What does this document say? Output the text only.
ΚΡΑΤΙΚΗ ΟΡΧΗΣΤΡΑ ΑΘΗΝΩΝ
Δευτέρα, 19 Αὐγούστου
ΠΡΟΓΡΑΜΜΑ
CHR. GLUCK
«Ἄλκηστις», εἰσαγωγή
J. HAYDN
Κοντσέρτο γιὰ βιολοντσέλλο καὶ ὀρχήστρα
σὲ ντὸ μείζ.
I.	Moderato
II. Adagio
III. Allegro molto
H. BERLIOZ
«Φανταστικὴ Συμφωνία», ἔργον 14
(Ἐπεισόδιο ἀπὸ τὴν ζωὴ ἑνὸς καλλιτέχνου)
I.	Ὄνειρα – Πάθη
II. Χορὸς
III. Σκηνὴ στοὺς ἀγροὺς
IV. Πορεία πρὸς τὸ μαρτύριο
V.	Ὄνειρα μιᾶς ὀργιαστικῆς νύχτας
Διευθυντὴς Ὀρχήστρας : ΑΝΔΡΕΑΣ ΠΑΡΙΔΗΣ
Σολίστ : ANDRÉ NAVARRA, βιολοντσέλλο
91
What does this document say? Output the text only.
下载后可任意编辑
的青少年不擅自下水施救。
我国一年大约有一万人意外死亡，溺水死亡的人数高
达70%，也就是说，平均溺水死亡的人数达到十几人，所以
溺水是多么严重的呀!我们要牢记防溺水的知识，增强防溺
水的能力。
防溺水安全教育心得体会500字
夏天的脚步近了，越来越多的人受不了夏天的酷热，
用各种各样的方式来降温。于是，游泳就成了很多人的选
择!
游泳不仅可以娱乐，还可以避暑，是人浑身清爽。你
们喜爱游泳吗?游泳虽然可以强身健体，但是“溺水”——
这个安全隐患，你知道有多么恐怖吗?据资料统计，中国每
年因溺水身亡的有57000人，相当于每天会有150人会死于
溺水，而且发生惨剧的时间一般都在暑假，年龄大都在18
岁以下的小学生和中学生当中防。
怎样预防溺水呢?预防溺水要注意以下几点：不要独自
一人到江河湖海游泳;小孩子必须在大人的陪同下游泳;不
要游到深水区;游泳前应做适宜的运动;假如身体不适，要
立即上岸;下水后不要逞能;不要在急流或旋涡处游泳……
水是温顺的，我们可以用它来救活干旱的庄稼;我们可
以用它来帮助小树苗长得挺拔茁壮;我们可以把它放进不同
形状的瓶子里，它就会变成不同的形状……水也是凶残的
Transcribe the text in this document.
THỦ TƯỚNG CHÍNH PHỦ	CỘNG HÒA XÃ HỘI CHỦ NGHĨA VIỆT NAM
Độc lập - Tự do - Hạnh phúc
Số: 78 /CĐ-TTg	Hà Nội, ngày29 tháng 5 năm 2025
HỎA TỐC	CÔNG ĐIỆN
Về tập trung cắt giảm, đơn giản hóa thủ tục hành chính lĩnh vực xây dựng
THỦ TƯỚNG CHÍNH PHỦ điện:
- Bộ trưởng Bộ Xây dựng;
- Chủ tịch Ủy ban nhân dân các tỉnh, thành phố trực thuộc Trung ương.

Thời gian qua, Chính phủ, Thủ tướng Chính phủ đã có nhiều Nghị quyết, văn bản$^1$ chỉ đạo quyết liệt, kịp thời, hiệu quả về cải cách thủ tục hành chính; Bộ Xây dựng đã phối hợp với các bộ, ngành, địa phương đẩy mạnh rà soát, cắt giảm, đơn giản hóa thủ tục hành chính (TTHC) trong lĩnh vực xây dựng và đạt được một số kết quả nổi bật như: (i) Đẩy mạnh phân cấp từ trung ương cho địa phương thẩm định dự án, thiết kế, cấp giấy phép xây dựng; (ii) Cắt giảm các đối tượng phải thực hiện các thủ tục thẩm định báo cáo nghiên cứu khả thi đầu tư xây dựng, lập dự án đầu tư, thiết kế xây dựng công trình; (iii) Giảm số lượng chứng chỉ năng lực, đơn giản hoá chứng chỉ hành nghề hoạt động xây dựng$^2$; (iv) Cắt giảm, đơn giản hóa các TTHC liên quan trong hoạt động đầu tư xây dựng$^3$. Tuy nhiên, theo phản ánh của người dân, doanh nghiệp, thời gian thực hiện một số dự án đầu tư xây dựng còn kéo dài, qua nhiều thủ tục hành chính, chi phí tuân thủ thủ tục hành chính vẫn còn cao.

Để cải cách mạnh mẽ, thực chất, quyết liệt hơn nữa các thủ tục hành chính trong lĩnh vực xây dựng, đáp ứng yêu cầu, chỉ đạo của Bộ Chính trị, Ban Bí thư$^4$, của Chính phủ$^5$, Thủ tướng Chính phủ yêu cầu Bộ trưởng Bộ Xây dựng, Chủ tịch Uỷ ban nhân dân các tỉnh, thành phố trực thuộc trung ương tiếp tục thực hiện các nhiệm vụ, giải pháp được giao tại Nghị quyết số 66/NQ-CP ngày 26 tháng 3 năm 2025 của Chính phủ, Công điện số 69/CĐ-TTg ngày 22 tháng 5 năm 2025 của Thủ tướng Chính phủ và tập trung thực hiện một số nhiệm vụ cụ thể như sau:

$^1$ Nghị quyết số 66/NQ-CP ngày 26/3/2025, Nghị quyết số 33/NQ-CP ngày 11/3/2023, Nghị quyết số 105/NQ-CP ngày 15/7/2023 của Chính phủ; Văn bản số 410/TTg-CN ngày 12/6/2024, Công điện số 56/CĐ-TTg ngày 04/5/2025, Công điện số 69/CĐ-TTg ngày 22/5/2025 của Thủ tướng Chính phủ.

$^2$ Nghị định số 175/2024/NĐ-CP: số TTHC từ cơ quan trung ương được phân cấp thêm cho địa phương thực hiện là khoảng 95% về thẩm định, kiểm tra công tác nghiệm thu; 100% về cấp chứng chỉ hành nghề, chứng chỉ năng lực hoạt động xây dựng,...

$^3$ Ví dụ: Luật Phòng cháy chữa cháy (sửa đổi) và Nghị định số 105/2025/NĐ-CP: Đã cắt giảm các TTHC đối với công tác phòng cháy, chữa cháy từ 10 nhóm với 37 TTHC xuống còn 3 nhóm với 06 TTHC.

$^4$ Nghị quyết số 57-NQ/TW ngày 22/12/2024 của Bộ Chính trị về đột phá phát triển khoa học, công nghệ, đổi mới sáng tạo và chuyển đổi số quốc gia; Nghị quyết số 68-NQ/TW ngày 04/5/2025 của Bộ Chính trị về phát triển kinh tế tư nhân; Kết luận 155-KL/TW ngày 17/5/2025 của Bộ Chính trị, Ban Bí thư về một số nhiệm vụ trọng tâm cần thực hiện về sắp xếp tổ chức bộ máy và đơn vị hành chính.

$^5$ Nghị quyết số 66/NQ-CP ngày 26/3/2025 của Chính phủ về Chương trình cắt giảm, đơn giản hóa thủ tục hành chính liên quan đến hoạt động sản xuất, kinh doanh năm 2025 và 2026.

TO BE DONE
Each line of the listing should be echoed back exactly.

SOLVED EXERCISE
What does this document say? Output the text only.
ΚΡΑΤΙΚΗ ΟΡΧΗΣΤΡΑ ΑΘΗΝΩΝ
Δευτέρα, 19 Αὐγούστου
ΠΡΟΓΡΑΜΜΑ
CHR. GLUCK
«Ἄλκηστις», εἰσαγωγή
J. HAYDN
Κοντσέρτο γιὰ βιολοντσέλλο καὶ ὀρχήστρα
σὲ ντὸ μείζ.
I.	Moderato
II. Adagio
III. Allegro molto
H. BERLIOZ
«Φανταστικὴ Συμφωνία», ἔργον 14
(Ἐπεισόδιο ἀπὸ τὴν ζωὴ ἑνὸς καλλιτέχνου)
I.	Ὄνειρα – Πάθη
II. Χορὸς
III. Σκηνὴ στοὺς ἀγροὺς
IV. Πορεία πρὸς τὸ μαρτύριο
V.	Ὄνειρα μιᾶς ὀργιαστικῆς νύχτας
Διευθυντὴς Ὀρχήστρας : ΑΝΔΡΕΑΣ ΠΑΡΙΔΗΣ
Σολίστ : ANDRÉ NAVARRA, βιολοντσέλλο
91
What does this document say? Output the text only.
下载后可任意编辑
的青少年不擅自下水施救。
我国一年大约有一万人意外死亡，溺水死亡的人数高
达70%，也就是说，平均溺水死亡的人数达到十几人，所以
溺水是多么严重的呀!我们要牢记防溺水的知识，增强防溺
水的能力。
防溺水安全教育心得体会500字
夏天的脚步近了，越来越多的人受不了夏天的酷热，
用各种各样的方式来降温。于是，游泳就成了很多人的选
择!
游泳不仅可以娱乐，还可以避暑，是人浑身清爽。你
们喜爱游泳吗?游泳虽然可以强身健体，但是“溺水”——
这个安全隐患，你知道有多么恐怖吗?据资料统计，中国每
年因溺水身亡的有57000人，相当于每天会有150人会死于
溺水，而且发生惨剧的时间一般都在暑假，年龄大都在18
岁以下的小学生和中学生当中防。
怎样预防溺水呢?预防溺水要注意以下几点：不要独自
一人到江河湖海游泳;小孩子必须在大人的陪同下游泳;不
要游到深水区;游泳前应做适宜的运动;假如身体不适，要
立即上岸;下水后不要逞能;不要在急流或旋涡处游泳……
水是温顺的，我们可以用它来救活干旱的庄稼;我们可
以用它来帮助小树苗长得挺拔茁壮;我们可以把它放进不同
形状的瓶子里，它就会变成不同的形状……水也是凶残的
Transcribe the text in this document.
THỦ TƯỚNG CHÍNH PHỦ	CỘNG HÒA XÃ HỘI CHỦ NGHĨA VIỆT NAM
Độc lập - Tự do - Hạnh phúc
Số: 78 /CĐ-TTg	Hà Nội, ngày29 tháng 5 năm 2025
HỎA TỐC	CÔNG ĐIỆN
Về tập trung cắt giảm, đơn giản hóa thủ tục hành chính lĩnh vực xây dựng
THỦ TƯỚNG CHÍNH PHỦ điện:
- Bộ trưởng Bộ Xây dựng;
- Chủ tịch Ủy ban nhân dân các tỉnh, thành phố trực thuộc Trung ương.

Thời gian qua, Chính phủ, Thủ tướng Chính phủ đã có nhiều Nghị quyết, văn bản$^1$ chỉ đạo quyết liệt, kịp thời, hiệu quả về cải cách thủ tục hành chính; Bộ Xây dựng đã phối hợp với các bộ, ngành, địa phương đẩy mạnh rà soát, cắt giảm, đơn giản hóa thủ tục hành chính (TTHC) trong lĩnh vực xây dựng và đạt được một số kết quả nổi bật như: (i) Đẩy mạnh phân cấp từ trung ương cho địa phương thẩm định dự án, thiết kế, cấp giấy phép xây dựng; (ii) Cắt giảm các đối tượng phải thực hiện các thủ tục thẩm định báo cáo nghiên cứu khả thi đầu tư xây dựng, lập dự án đầu tư, thiết kế xây dựng công trình; (iii) Giảm số lượng chứng chỉ năng lực, đơn giản hoá chứng chỉ hành nghề hoạt động xây dựng$^2$; (iv) Cắt giảm, đơn giản hóa các TTHC liên quan trong hoạt động đầu tư xây dựng$^3$. Tuy nhiên, theo phản ánh của người dân, doanh nghiệp, thời gian thực hiện một số dự án đầu tư xây dựng còn kéo dài, qua nhiều thủ tục hành chính, chi phí tuân thủ thủ tục hành chính vẫn còn cao.

Để cải cách mạnh mẽ, thực chất, quyết liệt hơn nữa các thủ tục hành chính trong lĩnh vực xây dựng, đáp ứng yêu cầu, chỉ đạo của Bộ Chính trị, Ban Bí thư$^4$, của Chính phủ$^5$, Thủ tướng Chính phủ yêu cầu Bộ trưởng Bộ Xây dựng, Chủ tịch Uỷ ban nhân dân các tỉnh, thành phố trực thuộc trung ương tiếp tục thực hiện các nhiệm vụ, giải pháp được giao tại Nghị quyết số 66/NQ-CP ngày 26 tháng 3 năm 2025 của Chính phủ, Công điện số 69/CĐ-TTg ngày 22 tháng 5 năm 2025 của Thủ tướng Chính phủ và tập trung thực hiện một số nhiệm vụ cụ thể như sau:

$^1$ Nghị quyết số 66/NQ-CP ngày 26/3/2025, Nghị quyết số 33/NQ-CP ngày 11/3/2023, Nghị quyết số 105/NQ-CP ngày 15/7/2023 của Chính phủ; Văn bản số 410/TTg-CN ngày 12/6/2024, Công điện số 56/CĐ-TTg ngày 04/5/2025, Công điện số 69/CĐ-TTg ngày 22/5/2025 của Thủ tướng Chính phủ.

$^2$ Nghị định số 175/2024/NĐ-CP: số TTHC từ cơ quan trung ương được phân cấp thêm cho địa phương thực hiện là khoảng 95% về thẩm định, kiểm tra công tác nghiệm thu; 100% về cấp chứng chỉ hành nghề, chứng chỉ năng lực hoạt động xây dựng,...

$^3$ Ví dụ: Luật Phòng cháy chữa cháy (sửa đổi) và Nghị định số 105/2025/NĐ-CP: Đã cắt giảm các TTHC đối với công tác phòng cháy, chữa cháy từ 10 nhóm với 37 TTHC xuống còn 3 nhóm với 06 TTHC.

$^4$ Nghị quyết số 57-NQ/TW ngày 22/12/2024 của Bộ Chính trị về đột phá phát triển khoa học, công nghệ, đổi mới sáng tạo và chuyển đổi số quốc gia; Nghị quyết số 68-NQ/TW ngày 04/5/2025 của Bộ Chính trị về phát triển kinh tế tư nhân; Kết luận 155-KL/TW ngày 17/5/2025 của Bộ Chính trị, Ban Bí thư về một số nhiệm vụ trọng tâm cần thực hiện về sắp xếp tổ chức bộ máy và đơn vị hành chính.

$^5$ Nghị quyết số 66/NQ-CP ngày 26/3/2025 của Chính phủ về Chương trình cắt giảm, đơn giản hóa thủ tục hành chính liên quan đến hoạt động sản xuất, kinh doanh năm 2025 và 2026.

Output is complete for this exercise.